## Stated exercise
Show all lines from the listing below that contain "this".

## The data
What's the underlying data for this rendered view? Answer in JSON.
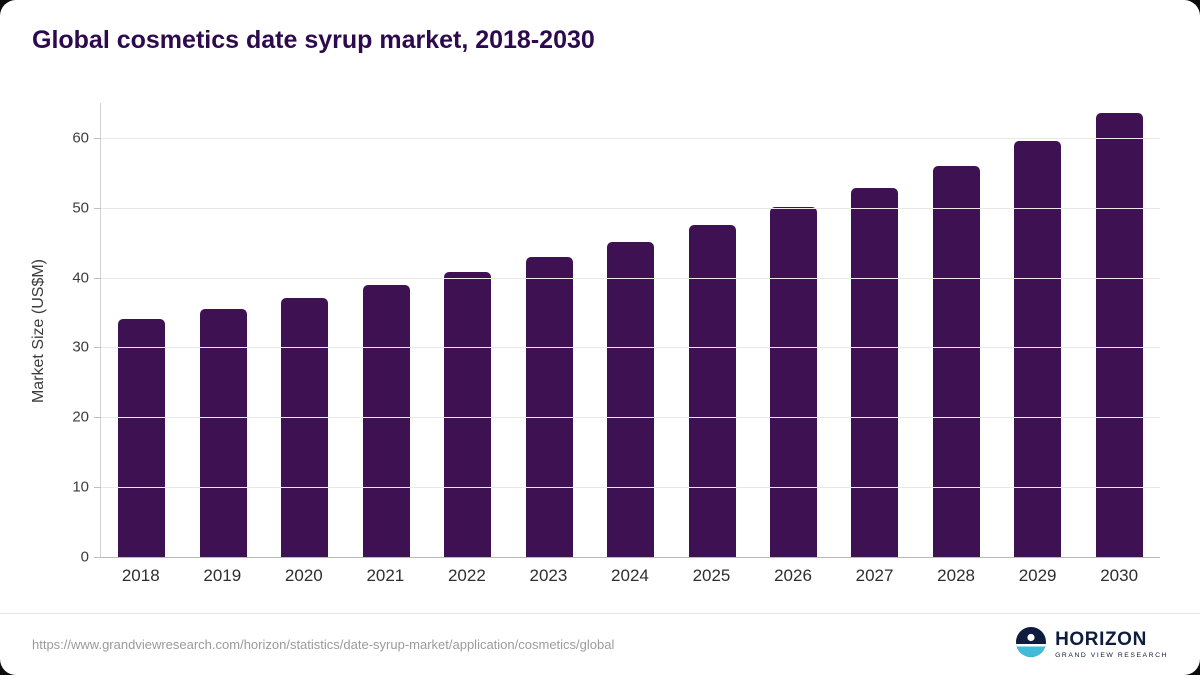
{
  "title": "Global cosmetics date syrup market, 2018-2030",
  "source_url": "https://www.grandviewresearch.com/horizon/statistics/date-syrup-market/application/cosmetics/global",
  "logo": {
    "name": "HORIZON",
    "subtitle": "GRAND VIEW RESEARCH"
  },
  "colors": {
    "bar": "#3e1152",
    "title": "#2d0a4e",
    "gridline": "#e8e8e8",
    "tick_text": "#3d3d3d",
    "footer_text": "#9b9b9b",
    "logo_navy": "#0e1c3d",
    "logo_teal": "#3fbdd8"
  },
  "chart_data": {
    "type": "bar",
    "title": "Global cosmetics date syrup market, 2018-2030",
    "categories": [
      "2018",
      "2019",
      "2020",
      "2021",
      "2022",
      "2023",
      "2024",
      "2025",
      "2026",
      "2027",
      "2028",
      "2029",
      "2030"
    ],
    "values": [
      34.1,
      35.5,
      37.1,
      39.0,
      40.8,
      42.9,
      45.1,
      47.5,
      50.1,
      52.9,
      56.0,
      59.5,
      63.5
    ],
    "xlabel": "",
    "ylabel": "Market Size (US$M)",
    "ylim": [
      0,
      65
    ],
    "yticks": [
      0,
      10,
      20,
      30,
      40,
      50,
      60
    ],
    "grid": "horizontal",
    "legend": "none"
  }
}
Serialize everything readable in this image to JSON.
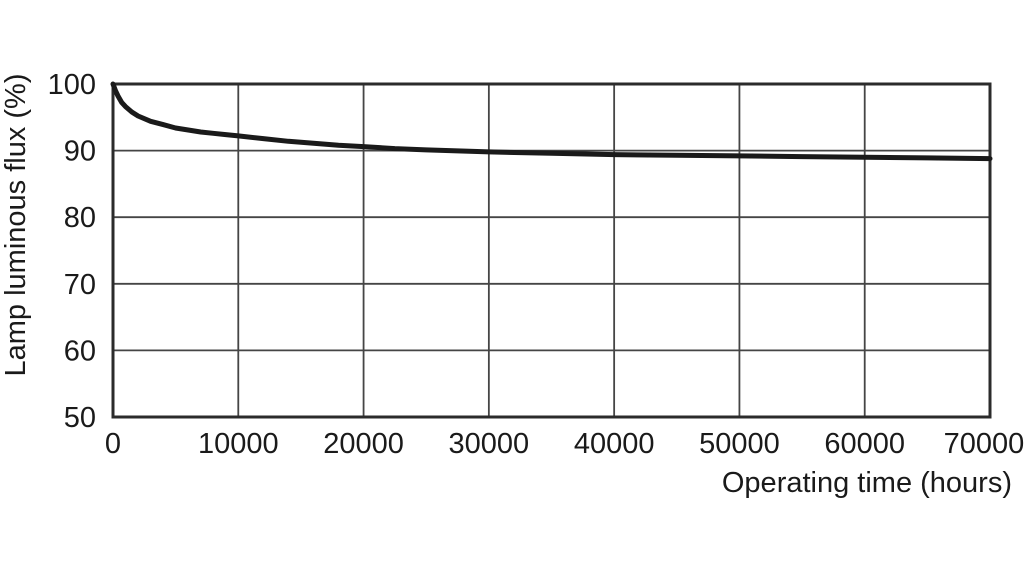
{
  "chart_data": {
    "type": "line",
    "title": "",
    "xlabel": "Operating time (hours)",
    "ylabel": "Lamp luminous flux (%)",
    "xlim": [
      0,
      70000
    ],
    "ylim": [
      50,
      100
    ],
    "x_ticks": [
      0,
      10000,
      20000,
      30000,
      40000,
      50000,
      60000,
      70000
    ],
    "x_tick_labels": [
      "0",
      "10000",
      "20000",
      "30000",
      "40000",
      "50000",
      "60000",
      "70000"
    ],
    "y_ticks": [
      50,
      60,
      70,
      80,
      90,
      100
    ],
    "y_tick_labels": [
      "50",
      "60",
      "70",
      "80",
      "90",
      "100"
    ],
    "grid": true,
    "legend": false,
    "series": [
      {
        "name": "Lamp luminous flux",
        "x": [
          0,
          200,
          400,
          700,
          1000,
          1500,
          2000,
          3000,
          4000,
          5000,
          6000,
          7000,
          8000,
          9000,
          10000,
          12000,
          14000,
          16000,
          18000,
          20000,
          22500,
          25000,
          27500,
          30000,
          32500,
          35000,
          40000,
          45000,
          50000,
          55000,
          60000,
          65000,
          70000
        ],
        "y": [
          100,
          99.0,
          98.2,
          97.2,
          96.6,
          95.8,
          95.2,
          94.4,
          93.9,
          93.4,
          93.1,
          92.8,
          92.6,
          92.4,
          92.2,
          91.8,
          91.4,
          91.1,
          90.8,
          90.6,
          90.3,
          90.1,
          89.95,
          89.8,
          89.7,
          89.6,
          89.4,
          89.3,
          89.2,
          89.1,
          89.0,
          88.9,
          88.8
        ]
      }
    ],
    "colors": {
      "curve": "#1a1a1a",
      "grid": "#454545",
      "border": "#2b2b2b",
      "background": "#ffffff",
      "text": "#1a1a1a"
    }
  }
}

## Written solution
What's the underlying data for this rendered view? Answer in JSON.
Serialize everything readable in this image to JSON.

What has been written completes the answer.